*WHAT THE TASK ASKS*. Leave out the pictures and copy each record below exactly.

*MATERIAL FOR THE TASK*.
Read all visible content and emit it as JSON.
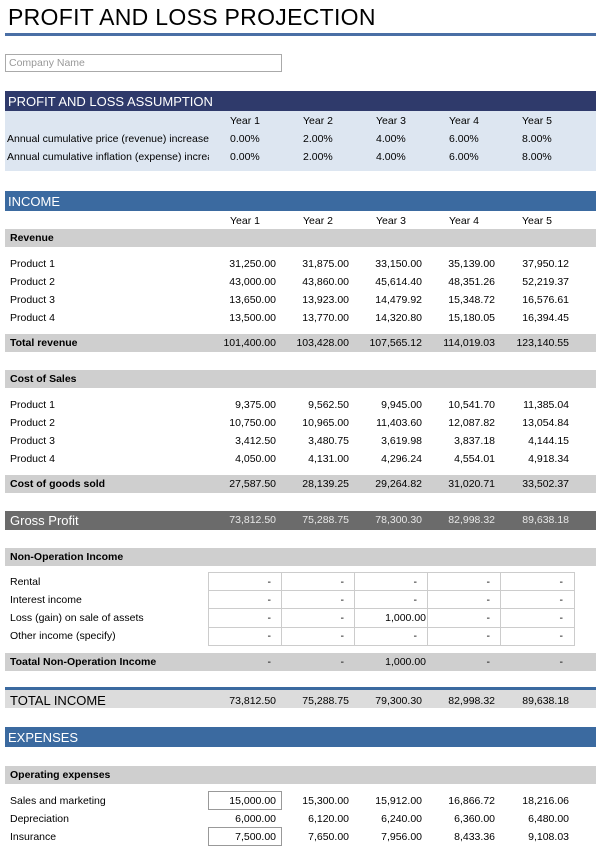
{
  "title": "PROFIT AND LOSS PROJECTION",
  "company_placeholder": "Company Name",
  "assumption": {
    "header": "PROFIT AND LOSS ASSUMPTION",
    "years": [
      "Year 1",
      "Year 2",
      "Year 3",
      "Year 4",
      "Year 5"
    ],
    "rows": [
      {
        "label": "Annual cumulative price (revenue) increase",
        "values": [
          "0.00%",
          "2.00%",
          "4.00%",
          "6.00%",
          "8.00%"
        ]
      },
      {
        "label": "Annual cumulative inflation (expense) increase",
        "values": [
          "0.00%",
          "2.00%",
          "4.00%",
          "6.00%",
          "8.00%"
        ]
      }
    ]
  },
  "income": {
    "header": "INCOME",
    "years": [
      "Year 1",
      "Year 2",
      "Year 3",
      "Year 4",
      "Year 5"
    ],
    "revenue_label": "Revenue",
    "revenue_rows": [
      {
        "label": "Product 1",
        "values": [
          "31,250.00",
          "31,875.00",
          "33,150.00",
          "35,139.00",
          "37,950.12"
        ]
      },
      {
        "label": "Product 2",
        "values": [
          "43,000.00",
          "43,860.00",
          "45,614.40",
          "48,351.26",
          "52,219.37"
        ]
      },
      {
        "label": "Product 3",
        "values": [
          "13,650.00",
          "13,923.00",
          "14,479.92",
          "15,348.72",
          "16,576.61"
        ]
      },
      {
        "label": "Product 4",
        "values": [
          "13,500.00",
          "13,770.00",
          "14,320.80",
          "15,180.05",
          "16,394.45"
        ]
      }
    ],
    "total_revenue": {
      "label": "Total revenue",
      "values": [
        "101,400.00",
        "103,428.00",
        "107,565.12",
        "114,019.03",
        "123,140.55"
      ]
    },
    "cost_label": "Cost of Sales",
    "cost_rows": [
      {
        "label": "Product 1",
        "values": [
          "9,375.00",
          "9,562.50",
          "9,945.00",
          "10,541.70",
          "11,385.04"
        ]
      },
      {
        "label": "Product 2",
        "values": [
          "10,750.00",
          "10,965.00",
          "11,403.60",
          "12,087.82",
          "13,054.84"
        ]
      },
      {
        "label": "Product 3",
        "values": [
          "3,412.50",
          "3,480.75",
          "3,619.98",
          "3,837.18",
          "4,144.15"
        ]
      },
      {
        "label": "Product 4",
        "values": [
          "4,050.00",
          "4,131.00",
          "4,296.24",
          "4,554.01",
          "4,918.34"
        ]
      }
    ],
    "cogs": {
      "label": "Cost of goods sold",
      "values": [
        "27,587.50",
        "28,139.25",
        "29,264.82",
        "31,020.71",
        "33,502.37"
      ]
    },
    "gross_profit": {
      "label": "Gross Profit",
      "values": [
        "73,812.50",
        "75,288.75",
        "78,300.30",
        "82,998.32",
        "89,638.18"
      ]
    },
    "nonop_label": "Non-Operation Income",
    "nonop_rows": [
      {
        "label": "Rental",
        "values": [
          "-",
          "-",
          "-",
          "-",
          "-"
        ]
      },
      {
        "label": "Interest income",
        "values": [
          "-",
          "-",
          "-",
          "-",
          "-"
        ]
      },
      {
        "label": "Loss (gain) on sale of assets",
        "values": [
          "-",
          "-",
          "1,000.00",
          "-",
          "-"
        ]
      },
      {
        "label": "Other income (specify)",
        "values": [
          "-",
          "-",
          "-",
          "-",
          "-"
        ]
      }
    ],
    "nonop_total": {
      "label": "Toatal Non-Operation Income",
      "values": [
        "-",
        "-",
        "1,000.00",
        "-",
        "-"
      ]
    },
    "total_income": {
      "label": "TOTAL INCOME",
      "values": [
        "73,812.50",
        "75,288.75",
        "79,300.30",
        "82,998.32",
        "89,638.18"
      ]
    }
  },
  "expenses": {
    "header": "EXPENSES",
    "opex_label": "Operating expenses",
    "rows": [
      {
        "label": "Sales and marketing",
        "values": [
          "15,000.00",
          "15,300.00",
          "15,912.00",
          "16,866.72",
          "18,216.06"
        ]
      },
      {
        "label": "Depreciation",
        "values": [
          "6,000.00",
          "6,120.00",
          "6,240.00",
          "6,360.00",
          "6,480.00"
        ]
      },
      {
        "label": "Insurance",
        "values": [
          "7,500.00",
          "7,650.00",
          "7,956.00",
          "8,433.36",
          "9,108.03"
        ]
      }
    ]
  }
}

*THE REPLY*.
Read all visible content and emit it as JSON.
{
  "title": "PROFIT AND LOSS PROJECTION",
  "company_placeholder": "Company Name",
  "assumption": {
    "header": "PROFIT AND LOSS ASSUMPTION",
    "years": [
      "Year 1",
      "Year 2",
      "Year 3",
      "Year 4",
      "Year 5"
    ],
    "rows": [
      {
        "label": "Annual cumulative price (revenue) increase",
        "values": [
          "0.00%",
          "2.00%",
          "4.00%",
          "6.00%",
          "8.00%"
        ]
      },
      {
        "label": "Annual cumulative inflation (expense) increase",
        "values": [
          "0.00%",
          "2.00%",
          "4.00%",
          "6.00%",
          "8.00%"
        ]
      }
    ]
  },
  "income": {
    "header": "INCOME",
    "years": [
      "Year 1",
      "Year 2",
      "Year 3",
      "Year 4",
      "Year 5"
    ],
    "revenue_label": "Revenue",
    "revenue_rows": [
      {
        "label": "Product 1",
        "values": [
          "31,250.00",
          "31,875.00",
          "33,150.00",
          "35,139.00",
          "37,950.12"
        ]
      },
      {
        "label": "Product 2",
        "values": [
          "43,000.00",
          "43,860.00",
          "45,614.40",
          "48,351.26",
          "52,219.37"
        ]
      },
      {
        "label": "Product 3",
        "values": [
          "13,650.00",
          "13,923.00",
          "14,479.92",
          "15,348.72",
          "16,576.61"
        ]
      },
      {
        "label": "Product 4",
        "values": [
          "13,500.00",
          "13,770.00",
          "14,320.80",
          "15,180.05",
          "16,394.45"
        ]
      }
    ],
    "total_revenue": {
      "label": "Total revenue",
      "values": [
        "101,400.00",
        "103,428.00",
        "107,565.12",
        "114,019.03",
        "123,140.55"
      ]
    },
    "cost_label": "Cost of Sales",
    "cost_rows": [
      {
        "label": "Product 1",
        "values": [
          "9,375.00",
          "9,562.50",
          "9,945.00",
          "10,541.70",
          "11,385.04"
        ]
      },
      {
        "label": "Product 2",
        "values": [
          "10,750.00",
          "10,965.00",
          "11,403.60",
          "12,087.82",
          "13,054.84"
        ]
      },
      {
        "label": "Product 3",
        "values": [
          "3,412.50",
          "3,480.75",
          "3,619.98",
          "3,837.18",
          "4,144.15"
        ]
      },
      {
        "label": "Product 4",
        "values": [
          "4,050.00",
          "4,131.00",
          "4,296.24",
          "4,554.01",
          "4,918.34"
        ]
      }
    ],
    "cogs": {
      "label": "Cost of goods sold",
      "values": [
        "27,587.50",
        "28,139.25",
        "29,264.82",
        "31,020.71",
        "33,502.37"
      ]
    },
    "gross_profit": {
      "label": "Gross Profit",
      "values": [
        "73,812.50",
        "75,288.75",
        "78,300.30",
        "82,998.32",
        "89,638.18"
      ]
    },
    "nonop_label": "Non-Operation Income",
    "nonop_rows": [
      {
        "label": "Rental",
        "values": [
          "-",
          "-",
          "-",
          "-",
          "-"
        ]
      },
      {
        "label": "Interest income",
        "values": [
          "-",
          "-",
          "-",
          "-",
          "-"
        ]
      },
      {
        "label": "Loss (gain) on sale of assets",
        "values": [
          "-",
          "-",
          "1,000.00",
          "-",
          "-"
        ]
      },
      {
        "label": "Other income (specify)",
        "values": [
          "-",
          "-",
          "-",
          "-",
          "-"
        ]
      }
    ],
    "nonop_total": {
      "label": "Toatal Non-Operation Income",
      "values": [
        "-",
        "-",
        "1,000.00",
        "-",
        "-"
      ]
    },
    "total_income": {
      "label": "TOTAL INCOME",
      "values": [
        "73,812.50",
        "75,288.75",
        "79,300.30",
        "82,998.32",
        "89,638.18"
      ]
    }
  },
  "expenses": {
    "header": "EXPENSES",
    "opex_label": "Operating expenses",
    "rows": [
      {
        "label": "Sales and marketing",
        "values": [
          "15,000.00",
          "15,300.00",
          "15,912.00",
          "16,866.72",
          "18,216.06"
        ]
      },
      {
        "label": "Depreciation",
        "values": [
          "6,000.00",
          "6,120.00",
          "6,240.00",
          "6,360.00",
          "6,480.00"
        ]
      },
      {
        "label": "Insurance",
        "values": [
          "7,500.00",
          "7,650.00",
          "7,956.00",
          "8,433.36",
          "9,108.03"
        ]
      }
    ]
  }
}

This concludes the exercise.